◆ **Task to carry out**
Find every line in the records below that holds the word "surprise", and copy each one.

(Stored records)

+ + + +

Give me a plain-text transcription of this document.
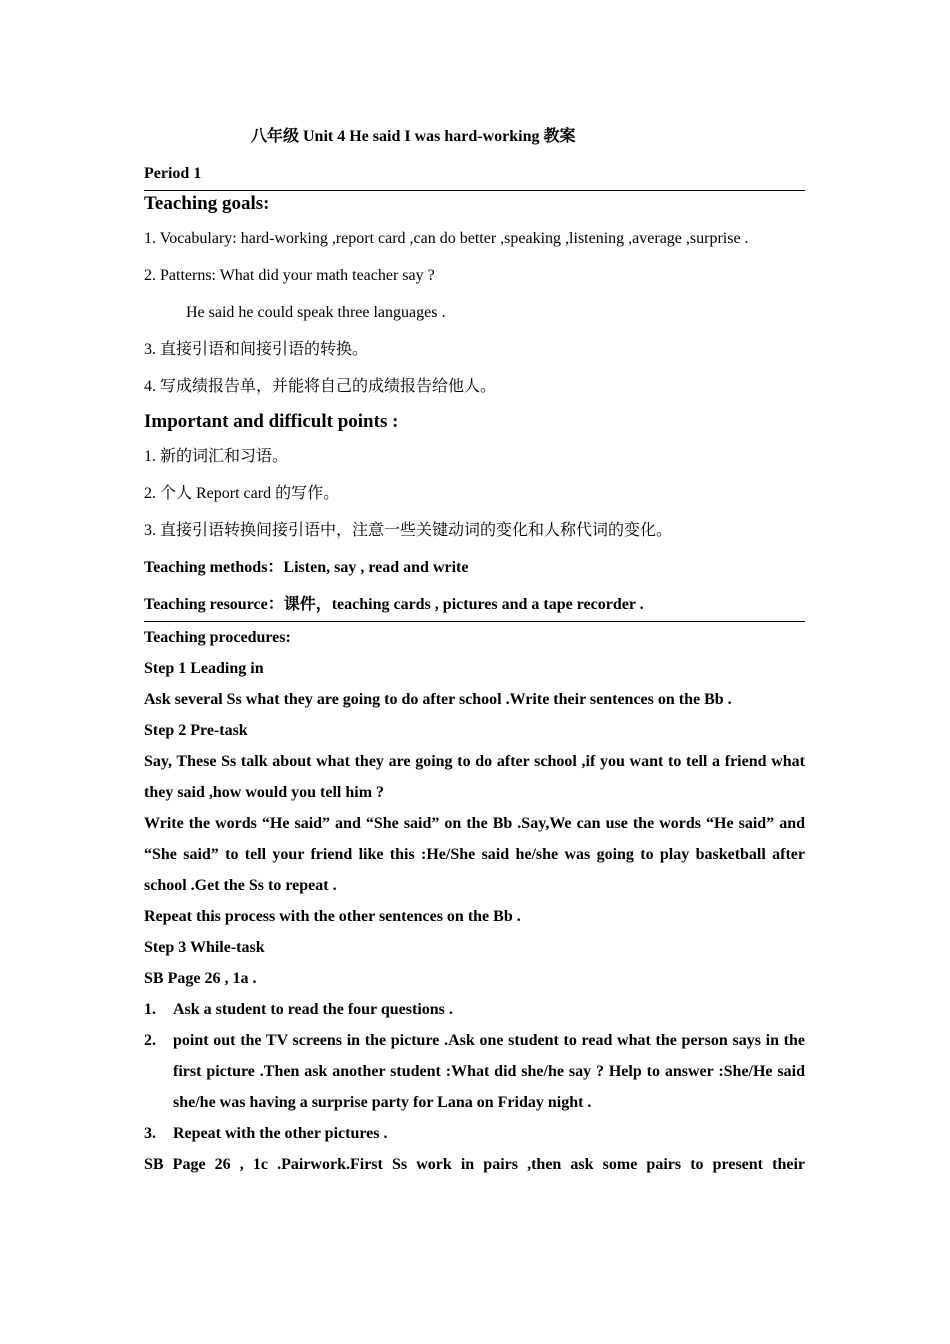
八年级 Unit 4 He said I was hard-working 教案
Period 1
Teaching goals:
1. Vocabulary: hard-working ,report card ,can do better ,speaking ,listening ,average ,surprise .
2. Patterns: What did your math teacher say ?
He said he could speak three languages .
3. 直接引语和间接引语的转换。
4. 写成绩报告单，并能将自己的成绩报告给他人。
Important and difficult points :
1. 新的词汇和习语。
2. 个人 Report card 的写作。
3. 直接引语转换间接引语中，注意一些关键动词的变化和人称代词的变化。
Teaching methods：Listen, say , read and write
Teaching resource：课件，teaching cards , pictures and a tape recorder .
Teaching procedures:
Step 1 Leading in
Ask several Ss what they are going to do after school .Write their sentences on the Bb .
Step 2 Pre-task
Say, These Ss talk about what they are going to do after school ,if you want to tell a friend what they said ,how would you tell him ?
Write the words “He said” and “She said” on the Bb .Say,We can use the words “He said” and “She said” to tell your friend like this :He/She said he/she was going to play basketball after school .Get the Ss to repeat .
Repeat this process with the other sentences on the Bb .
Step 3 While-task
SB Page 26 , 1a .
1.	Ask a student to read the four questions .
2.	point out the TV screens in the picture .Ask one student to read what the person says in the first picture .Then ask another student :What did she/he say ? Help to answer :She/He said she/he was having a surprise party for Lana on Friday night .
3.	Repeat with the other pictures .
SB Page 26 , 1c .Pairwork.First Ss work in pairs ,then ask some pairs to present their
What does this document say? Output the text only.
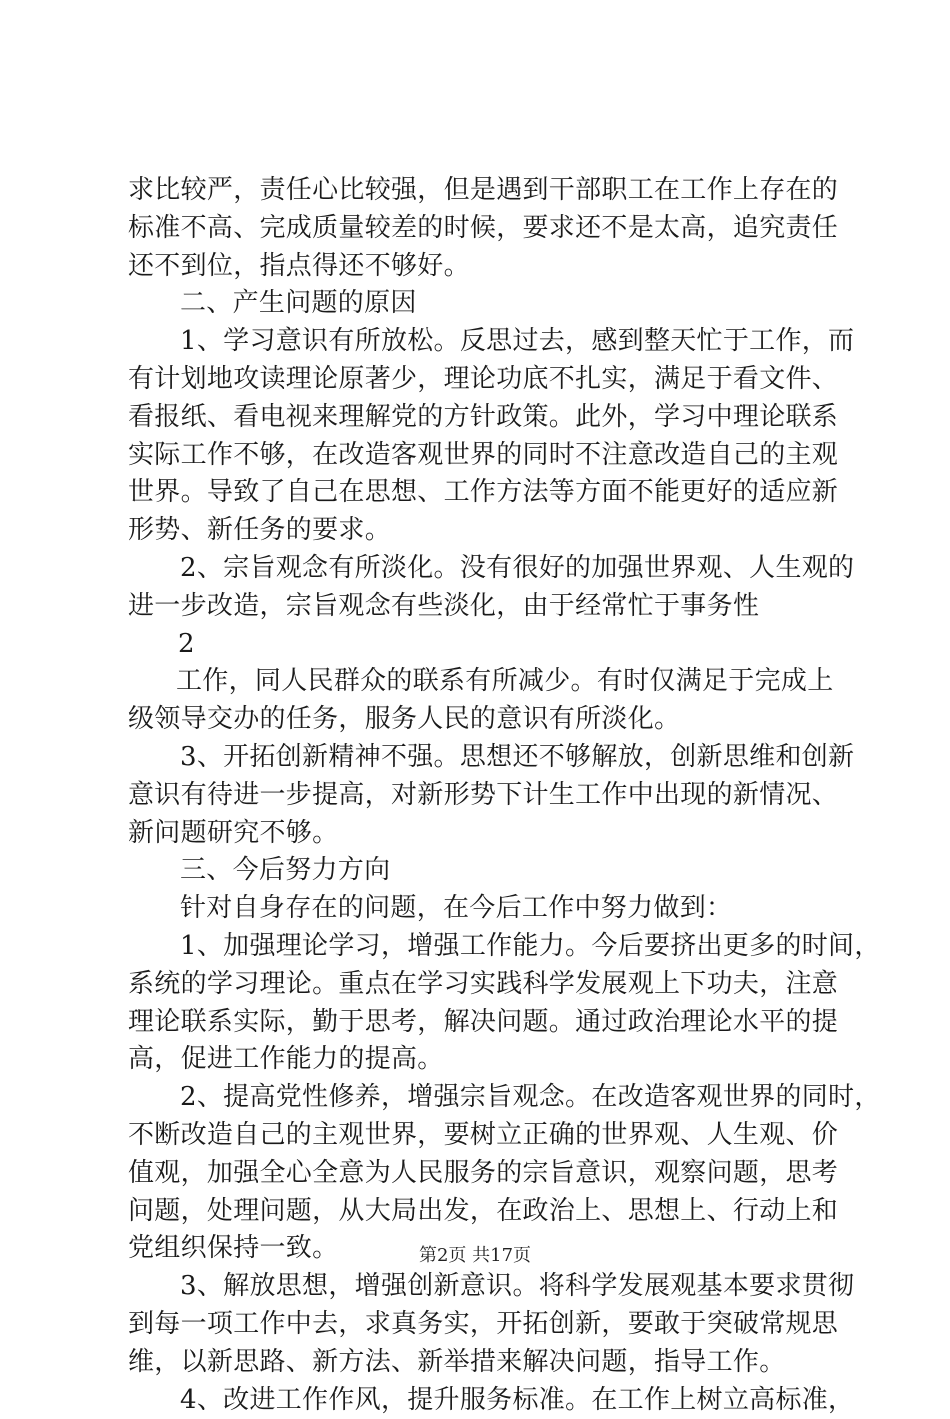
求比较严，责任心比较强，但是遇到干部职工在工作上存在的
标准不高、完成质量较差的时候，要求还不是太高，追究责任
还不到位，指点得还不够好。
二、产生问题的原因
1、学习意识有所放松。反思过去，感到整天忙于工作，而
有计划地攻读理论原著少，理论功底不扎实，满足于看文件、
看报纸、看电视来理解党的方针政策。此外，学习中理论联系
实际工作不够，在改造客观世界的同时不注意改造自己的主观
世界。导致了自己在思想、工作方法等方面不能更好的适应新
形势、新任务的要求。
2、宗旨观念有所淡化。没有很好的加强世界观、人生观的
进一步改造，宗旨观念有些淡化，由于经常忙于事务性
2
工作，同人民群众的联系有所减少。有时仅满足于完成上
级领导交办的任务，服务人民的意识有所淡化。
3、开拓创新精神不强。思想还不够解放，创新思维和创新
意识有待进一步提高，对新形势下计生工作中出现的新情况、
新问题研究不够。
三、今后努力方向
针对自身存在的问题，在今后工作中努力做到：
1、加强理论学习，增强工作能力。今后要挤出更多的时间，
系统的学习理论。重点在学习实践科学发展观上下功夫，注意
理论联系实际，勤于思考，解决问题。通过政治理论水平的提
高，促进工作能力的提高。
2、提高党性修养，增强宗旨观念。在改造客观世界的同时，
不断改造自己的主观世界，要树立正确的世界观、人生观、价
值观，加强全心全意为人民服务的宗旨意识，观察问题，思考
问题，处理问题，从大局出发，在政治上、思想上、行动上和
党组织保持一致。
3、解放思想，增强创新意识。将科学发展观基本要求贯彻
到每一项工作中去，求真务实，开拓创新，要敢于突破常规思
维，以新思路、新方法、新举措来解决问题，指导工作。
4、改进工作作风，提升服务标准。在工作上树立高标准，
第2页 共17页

+ + + +

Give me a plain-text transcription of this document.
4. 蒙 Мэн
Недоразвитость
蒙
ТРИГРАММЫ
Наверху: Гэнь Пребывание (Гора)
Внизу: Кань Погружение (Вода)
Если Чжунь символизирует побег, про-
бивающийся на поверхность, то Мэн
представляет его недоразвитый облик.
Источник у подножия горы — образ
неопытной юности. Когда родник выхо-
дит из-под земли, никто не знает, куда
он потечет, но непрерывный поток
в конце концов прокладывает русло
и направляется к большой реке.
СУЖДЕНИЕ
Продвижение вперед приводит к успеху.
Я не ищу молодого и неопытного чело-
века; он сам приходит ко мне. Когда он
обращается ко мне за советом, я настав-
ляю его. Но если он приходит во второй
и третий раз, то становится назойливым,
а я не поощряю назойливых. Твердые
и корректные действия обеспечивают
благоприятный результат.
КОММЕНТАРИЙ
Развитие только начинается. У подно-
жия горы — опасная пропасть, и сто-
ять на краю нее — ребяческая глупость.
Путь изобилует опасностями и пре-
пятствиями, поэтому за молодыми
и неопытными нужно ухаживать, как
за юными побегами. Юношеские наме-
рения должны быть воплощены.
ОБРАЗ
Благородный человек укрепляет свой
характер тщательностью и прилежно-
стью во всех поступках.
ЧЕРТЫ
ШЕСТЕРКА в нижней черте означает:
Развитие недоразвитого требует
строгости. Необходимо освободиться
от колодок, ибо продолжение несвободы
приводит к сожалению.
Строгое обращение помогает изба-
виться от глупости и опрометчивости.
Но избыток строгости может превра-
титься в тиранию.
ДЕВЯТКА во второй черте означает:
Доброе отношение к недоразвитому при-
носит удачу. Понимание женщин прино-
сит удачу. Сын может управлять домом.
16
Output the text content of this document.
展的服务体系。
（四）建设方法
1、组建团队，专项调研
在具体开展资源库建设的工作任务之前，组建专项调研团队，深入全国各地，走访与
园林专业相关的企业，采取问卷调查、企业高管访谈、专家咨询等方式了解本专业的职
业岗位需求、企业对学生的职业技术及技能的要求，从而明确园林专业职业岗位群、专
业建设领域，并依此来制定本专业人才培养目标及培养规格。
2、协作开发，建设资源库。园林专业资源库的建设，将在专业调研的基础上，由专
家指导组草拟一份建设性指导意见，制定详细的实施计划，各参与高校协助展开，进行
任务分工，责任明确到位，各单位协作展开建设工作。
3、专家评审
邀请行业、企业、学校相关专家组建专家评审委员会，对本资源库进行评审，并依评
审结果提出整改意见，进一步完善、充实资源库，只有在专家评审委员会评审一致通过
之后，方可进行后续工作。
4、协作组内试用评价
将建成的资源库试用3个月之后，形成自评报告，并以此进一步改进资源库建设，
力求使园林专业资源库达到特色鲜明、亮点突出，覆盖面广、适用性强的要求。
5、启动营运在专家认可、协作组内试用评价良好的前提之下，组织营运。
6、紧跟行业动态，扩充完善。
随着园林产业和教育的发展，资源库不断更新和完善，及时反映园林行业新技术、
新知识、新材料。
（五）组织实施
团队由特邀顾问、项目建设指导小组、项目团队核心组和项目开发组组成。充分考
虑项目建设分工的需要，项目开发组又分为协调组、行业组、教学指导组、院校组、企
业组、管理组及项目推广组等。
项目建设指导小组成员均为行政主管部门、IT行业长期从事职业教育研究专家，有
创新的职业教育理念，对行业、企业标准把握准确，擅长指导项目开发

+ + + +

◆ **Task solution**
1. Vocabulary: hard-working ,report card ,can do better ,speaking ,listening ,average ,surprise .
2.	point out the TV screens in the picture .Ask one student to read what the person says in the first picture .Then ask another student :What did she/he say ? Help to answer :She/He said she/he was having a surprise party for Lana on Friday night .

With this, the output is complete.